> Problem to work on: Return every line of the records below verbatim, with no pictures in the copy.

Stored data entries
◇ ◇ ◇ ◇ ◇ ◇ ◇

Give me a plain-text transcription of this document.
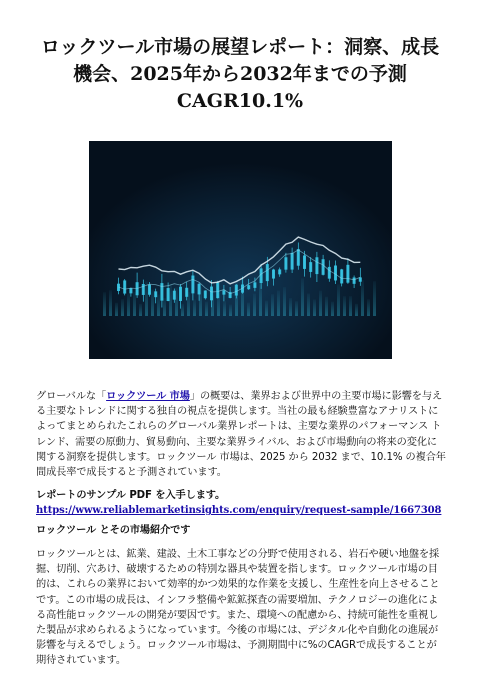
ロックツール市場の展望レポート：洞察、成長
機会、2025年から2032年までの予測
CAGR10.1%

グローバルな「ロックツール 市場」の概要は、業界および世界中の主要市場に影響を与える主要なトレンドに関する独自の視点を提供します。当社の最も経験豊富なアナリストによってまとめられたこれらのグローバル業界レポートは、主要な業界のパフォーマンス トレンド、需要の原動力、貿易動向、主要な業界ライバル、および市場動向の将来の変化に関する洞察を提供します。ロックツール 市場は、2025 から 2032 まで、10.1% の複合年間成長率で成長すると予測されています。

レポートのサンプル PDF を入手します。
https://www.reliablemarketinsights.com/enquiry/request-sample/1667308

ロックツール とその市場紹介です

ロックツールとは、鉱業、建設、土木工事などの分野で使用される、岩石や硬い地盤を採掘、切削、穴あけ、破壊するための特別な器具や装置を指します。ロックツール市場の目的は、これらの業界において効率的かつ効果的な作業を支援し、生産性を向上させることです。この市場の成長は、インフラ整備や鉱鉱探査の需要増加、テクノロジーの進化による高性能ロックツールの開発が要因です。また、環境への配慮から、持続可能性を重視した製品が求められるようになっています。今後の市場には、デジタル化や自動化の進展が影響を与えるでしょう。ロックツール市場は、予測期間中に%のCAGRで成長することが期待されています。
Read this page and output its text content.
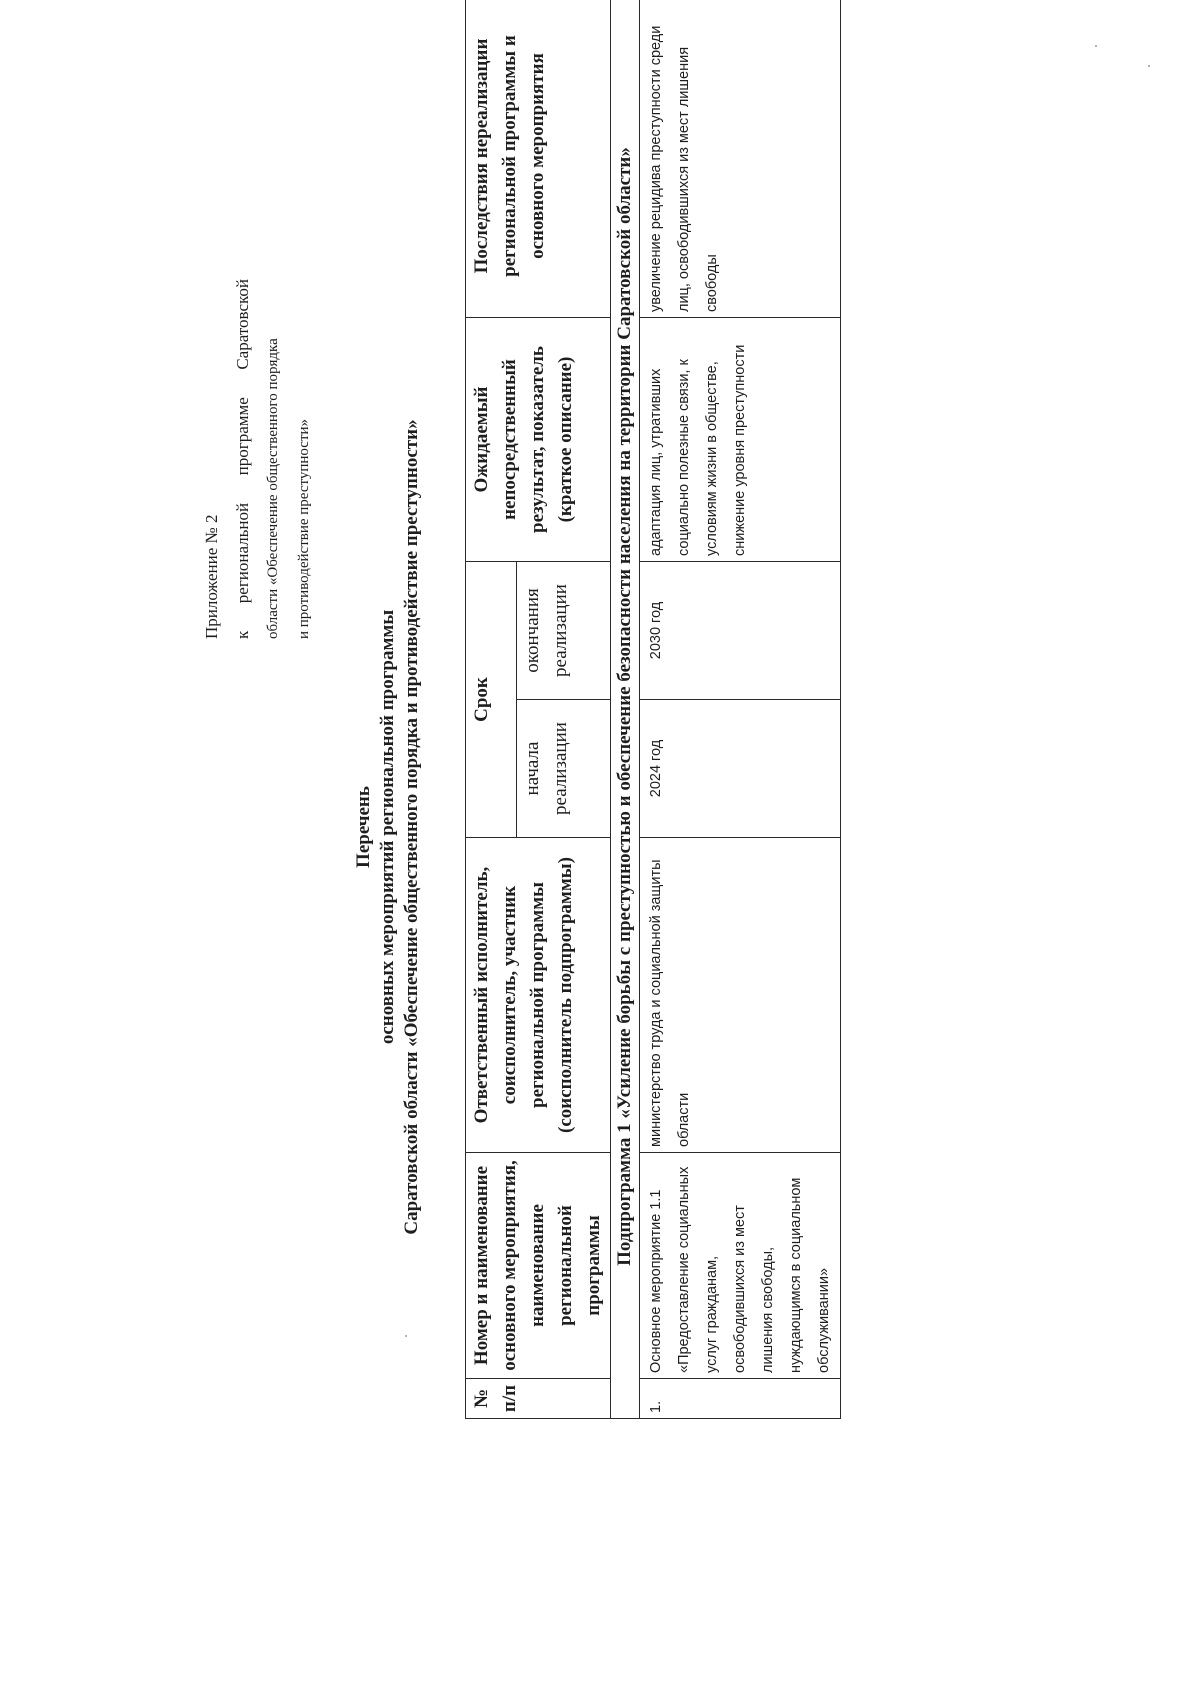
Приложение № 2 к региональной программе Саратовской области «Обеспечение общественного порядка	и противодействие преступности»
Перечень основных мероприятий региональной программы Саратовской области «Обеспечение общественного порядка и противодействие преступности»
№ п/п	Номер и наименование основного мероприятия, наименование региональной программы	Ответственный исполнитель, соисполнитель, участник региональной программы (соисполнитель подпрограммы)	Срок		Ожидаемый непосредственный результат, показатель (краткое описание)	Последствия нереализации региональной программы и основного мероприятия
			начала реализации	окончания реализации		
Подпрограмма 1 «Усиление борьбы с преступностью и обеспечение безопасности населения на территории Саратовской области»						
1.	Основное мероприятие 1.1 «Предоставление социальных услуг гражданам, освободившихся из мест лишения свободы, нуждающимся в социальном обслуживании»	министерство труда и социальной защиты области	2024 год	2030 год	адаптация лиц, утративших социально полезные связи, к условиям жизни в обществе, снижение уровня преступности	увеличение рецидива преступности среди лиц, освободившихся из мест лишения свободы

◇ ◇ ◇ ◇ ◇ ◇ ◇

> Reply to the task:
Give me a plain-text transcription of this document.
ロックツール市場の展望レポート：洞察、成長
機会、2025年から2032年までの予測
CAGR10.1%

グローバルな「ロックツール 市場」の概要は、業界および世界中の主要市場に影響を与える主要なトレンドに関する独自の視点を提供します。当社の最も経験豊富なアナリストによってまとめられたこれらのグローバル業界レポートは、主要な業界のパフォーマンス トレンド、需要の原動力、貿易動向、主要な業界ライバル、および市場動向の将来の変化に関する洞察を提供します。ロックツール 市場は、2025 から 2032 まで、10.1% の複合年間成長率で成長すると予測されています。

レポートのサンプル PDF を入手します。
https://www.reliablemarketinsights.com/enquiry/request-sample/1667308

ロックツール とその市場紹介です

ロックツールとは、鉱業、建設、土木工事などの分野で使用される、岩石や硬い地盤を採掘、切削、穴あけ、破壊するための特別な器具や装置を指します。ロックツール市場の目的は、これらの業界において効率的かつ効果的な作業を支援し、生産性を向上させることです。この市場の成長は、インフラ整備や鉱鉱探査の需要増加、テクノロジーの進化による高性能ロックツールの開発が要因です。また、環境への配慮から、持続可能性を重視した製品が求められるようになっています。今後の市場には、デジタル化や自動化の進展が影響を与えるでしょう。ロックツール市場は、予測期間中に%のCAGRで成長することが期待されています。
Read this page and output its text content.
Приложение № 2 к региональной программе Саратовской области «Обеспечение общественного порядка	и противодействие преступности»
Перечень основных мероприятий региональной программы Саратовской области «Обеспечение общественного порядка и противодействие преступности»
№ п/п	Номер и наименование основного мероприятия, наименование региональной программы	Ответственный исполнитель, соисполнитель, участник региональной программы (соисполнитель подпрограммы)	Срок		Ожидаемый непосредственный результат, показатель (краткое описание)	Последствия нереализации региональной программы и основного мероприятия
			начала реализации	окончания реализации		
Подпрограмма 1 «Усиление борьбы с преступностью и обеспечение безопасности населения на территории Саратовской области»						
1.	Основное мероприятие 1.1 «Предоставление социальных услуг гражданам, освободившихся из мест лишения свободы, нуждающимся в социальном обслуживании»	министерство труда и социальной защиты области	2024 год	2030 год	адаптация лиц, утративших социально полезные связи, к условиям жизни в обществе, снижение уровня преступности	увеличение рецидива преступности среди лиц, освободившихся из мест лишения свободы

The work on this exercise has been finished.